Records from a dataset:
[Start]
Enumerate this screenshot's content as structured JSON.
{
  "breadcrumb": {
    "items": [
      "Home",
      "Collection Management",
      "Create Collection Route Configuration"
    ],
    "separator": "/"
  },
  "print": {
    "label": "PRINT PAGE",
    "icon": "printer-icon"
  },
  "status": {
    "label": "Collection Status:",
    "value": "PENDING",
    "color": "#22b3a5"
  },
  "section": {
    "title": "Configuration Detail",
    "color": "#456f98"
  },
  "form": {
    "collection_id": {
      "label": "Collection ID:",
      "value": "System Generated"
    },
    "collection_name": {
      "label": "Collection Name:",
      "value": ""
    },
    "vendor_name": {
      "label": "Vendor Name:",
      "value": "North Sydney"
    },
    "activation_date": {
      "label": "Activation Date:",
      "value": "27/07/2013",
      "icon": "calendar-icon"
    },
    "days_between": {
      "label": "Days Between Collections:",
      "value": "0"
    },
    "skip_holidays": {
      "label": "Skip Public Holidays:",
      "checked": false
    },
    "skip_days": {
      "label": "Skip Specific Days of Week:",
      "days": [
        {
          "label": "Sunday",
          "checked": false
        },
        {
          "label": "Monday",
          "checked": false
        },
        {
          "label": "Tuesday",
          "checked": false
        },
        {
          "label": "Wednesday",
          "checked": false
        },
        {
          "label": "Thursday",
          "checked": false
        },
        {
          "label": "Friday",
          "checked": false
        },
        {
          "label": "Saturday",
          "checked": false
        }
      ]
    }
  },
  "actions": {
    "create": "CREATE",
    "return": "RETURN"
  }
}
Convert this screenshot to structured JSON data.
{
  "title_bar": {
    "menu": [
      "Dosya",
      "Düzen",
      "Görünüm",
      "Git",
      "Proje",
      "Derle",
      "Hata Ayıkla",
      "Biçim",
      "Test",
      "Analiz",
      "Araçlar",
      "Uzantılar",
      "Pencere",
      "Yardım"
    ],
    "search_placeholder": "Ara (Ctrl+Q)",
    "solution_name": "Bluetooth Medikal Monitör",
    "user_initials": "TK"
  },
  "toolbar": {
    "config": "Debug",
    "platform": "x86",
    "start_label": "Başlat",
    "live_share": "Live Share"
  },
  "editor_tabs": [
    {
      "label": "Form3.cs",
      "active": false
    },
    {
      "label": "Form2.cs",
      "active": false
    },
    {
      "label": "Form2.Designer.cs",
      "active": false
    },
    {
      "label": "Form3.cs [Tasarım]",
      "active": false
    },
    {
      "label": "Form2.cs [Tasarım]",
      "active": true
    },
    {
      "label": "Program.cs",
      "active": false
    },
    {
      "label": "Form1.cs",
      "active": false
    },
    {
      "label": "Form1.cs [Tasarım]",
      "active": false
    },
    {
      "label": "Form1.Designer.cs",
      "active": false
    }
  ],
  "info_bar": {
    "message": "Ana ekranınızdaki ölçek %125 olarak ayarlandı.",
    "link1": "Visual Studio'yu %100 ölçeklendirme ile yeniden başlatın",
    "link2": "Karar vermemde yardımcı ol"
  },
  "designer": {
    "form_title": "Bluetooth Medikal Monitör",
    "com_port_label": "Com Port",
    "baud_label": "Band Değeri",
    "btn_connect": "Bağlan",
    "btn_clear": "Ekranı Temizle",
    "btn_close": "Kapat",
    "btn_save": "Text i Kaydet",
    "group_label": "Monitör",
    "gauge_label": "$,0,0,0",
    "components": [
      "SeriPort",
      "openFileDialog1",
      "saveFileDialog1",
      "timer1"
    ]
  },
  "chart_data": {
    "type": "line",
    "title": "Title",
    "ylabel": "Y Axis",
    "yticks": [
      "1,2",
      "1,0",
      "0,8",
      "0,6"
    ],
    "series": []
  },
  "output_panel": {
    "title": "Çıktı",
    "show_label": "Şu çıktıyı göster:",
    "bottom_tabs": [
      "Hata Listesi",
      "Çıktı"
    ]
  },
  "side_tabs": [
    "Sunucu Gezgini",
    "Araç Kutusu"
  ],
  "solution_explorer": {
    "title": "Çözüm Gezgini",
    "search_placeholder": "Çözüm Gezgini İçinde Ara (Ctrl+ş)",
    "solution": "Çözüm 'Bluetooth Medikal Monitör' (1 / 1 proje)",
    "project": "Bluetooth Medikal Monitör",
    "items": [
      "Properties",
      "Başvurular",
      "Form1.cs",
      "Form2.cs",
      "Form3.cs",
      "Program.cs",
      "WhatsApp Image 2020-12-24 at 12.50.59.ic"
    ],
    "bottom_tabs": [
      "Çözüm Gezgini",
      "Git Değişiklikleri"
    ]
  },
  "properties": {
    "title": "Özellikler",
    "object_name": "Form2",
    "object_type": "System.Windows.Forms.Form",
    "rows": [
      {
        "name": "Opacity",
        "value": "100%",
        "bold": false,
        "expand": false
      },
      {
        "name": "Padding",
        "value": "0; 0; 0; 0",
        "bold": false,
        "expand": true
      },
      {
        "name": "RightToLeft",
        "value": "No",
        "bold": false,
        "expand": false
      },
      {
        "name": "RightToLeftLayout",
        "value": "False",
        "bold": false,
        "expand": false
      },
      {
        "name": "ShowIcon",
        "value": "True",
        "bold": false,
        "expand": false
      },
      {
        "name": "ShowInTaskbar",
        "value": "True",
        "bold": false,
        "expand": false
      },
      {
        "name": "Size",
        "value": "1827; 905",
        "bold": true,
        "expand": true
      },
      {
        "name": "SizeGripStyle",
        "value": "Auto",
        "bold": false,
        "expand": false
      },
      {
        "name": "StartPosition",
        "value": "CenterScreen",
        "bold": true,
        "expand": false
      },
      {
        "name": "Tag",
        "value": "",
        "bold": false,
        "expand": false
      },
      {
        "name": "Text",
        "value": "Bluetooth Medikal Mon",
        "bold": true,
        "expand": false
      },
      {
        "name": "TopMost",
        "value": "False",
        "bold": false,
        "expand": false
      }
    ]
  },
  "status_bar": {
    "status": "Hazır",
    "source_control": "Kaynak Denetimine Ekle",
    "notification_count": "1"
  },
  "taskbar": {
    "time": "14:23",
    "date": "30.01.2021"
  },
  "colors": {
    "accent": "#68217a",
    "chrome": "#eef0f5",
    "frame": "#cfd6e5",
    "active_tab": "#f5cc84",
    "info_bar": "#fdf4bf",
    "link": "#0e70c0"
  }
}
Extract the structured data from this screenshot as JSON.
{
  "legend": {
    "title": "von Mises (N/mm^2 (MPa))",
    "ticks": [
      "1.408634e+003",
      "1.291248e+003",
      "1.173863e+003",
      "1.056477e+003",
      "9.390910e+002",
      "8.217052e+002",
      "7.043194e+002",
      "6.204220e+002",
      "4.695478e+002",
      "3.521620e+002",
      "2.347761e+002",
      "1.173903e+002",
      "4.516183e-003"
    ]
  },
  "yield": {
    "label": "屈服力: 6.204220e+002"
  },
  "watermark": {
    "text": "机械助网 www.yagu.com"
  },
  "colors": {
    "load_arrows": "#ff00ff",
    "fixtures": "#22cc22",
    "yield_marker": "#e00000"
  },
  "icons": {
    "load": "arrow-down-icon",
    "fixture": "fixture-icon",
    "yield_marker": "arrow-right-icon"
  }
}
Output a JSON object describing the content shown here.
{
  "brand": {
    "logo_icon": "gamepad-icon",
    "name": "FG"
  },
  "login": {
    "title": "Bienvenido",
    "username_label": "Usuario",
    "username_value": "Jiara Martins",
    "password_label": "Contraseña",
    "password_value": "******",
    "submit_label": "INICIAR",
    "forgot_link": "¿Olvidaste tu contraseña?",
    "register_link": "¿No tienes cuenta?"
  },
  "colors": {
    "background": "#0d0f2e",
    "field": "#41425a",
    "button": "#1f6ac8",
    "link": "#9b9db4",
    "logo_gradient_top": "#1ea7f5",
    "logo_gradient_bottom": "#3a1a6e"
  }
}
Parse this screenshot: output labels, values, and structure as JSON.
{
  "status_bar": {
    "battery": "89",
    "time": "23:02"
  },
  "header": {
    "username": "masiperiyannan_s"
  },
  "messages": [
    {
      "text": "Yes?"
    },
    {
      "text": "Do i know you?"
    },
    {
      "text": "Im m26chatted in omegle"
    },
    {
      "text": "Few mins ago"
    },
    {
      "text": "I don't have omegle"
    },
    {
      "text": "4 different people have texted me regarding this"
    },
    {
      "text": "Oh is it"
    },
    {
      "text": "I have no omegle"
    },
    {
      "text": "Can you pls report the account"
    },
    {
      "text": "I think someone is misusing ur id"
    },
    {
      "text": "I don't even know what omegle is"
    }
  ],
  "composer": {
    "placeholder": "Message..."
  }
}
[End]
Task to complete » From the data above, copy each line where the string "have" appears.

Solved exercise »
      "text": "I don't have omegle"
      "text": "4 different people have texted me regarding this"
      "text": "I have no omegle"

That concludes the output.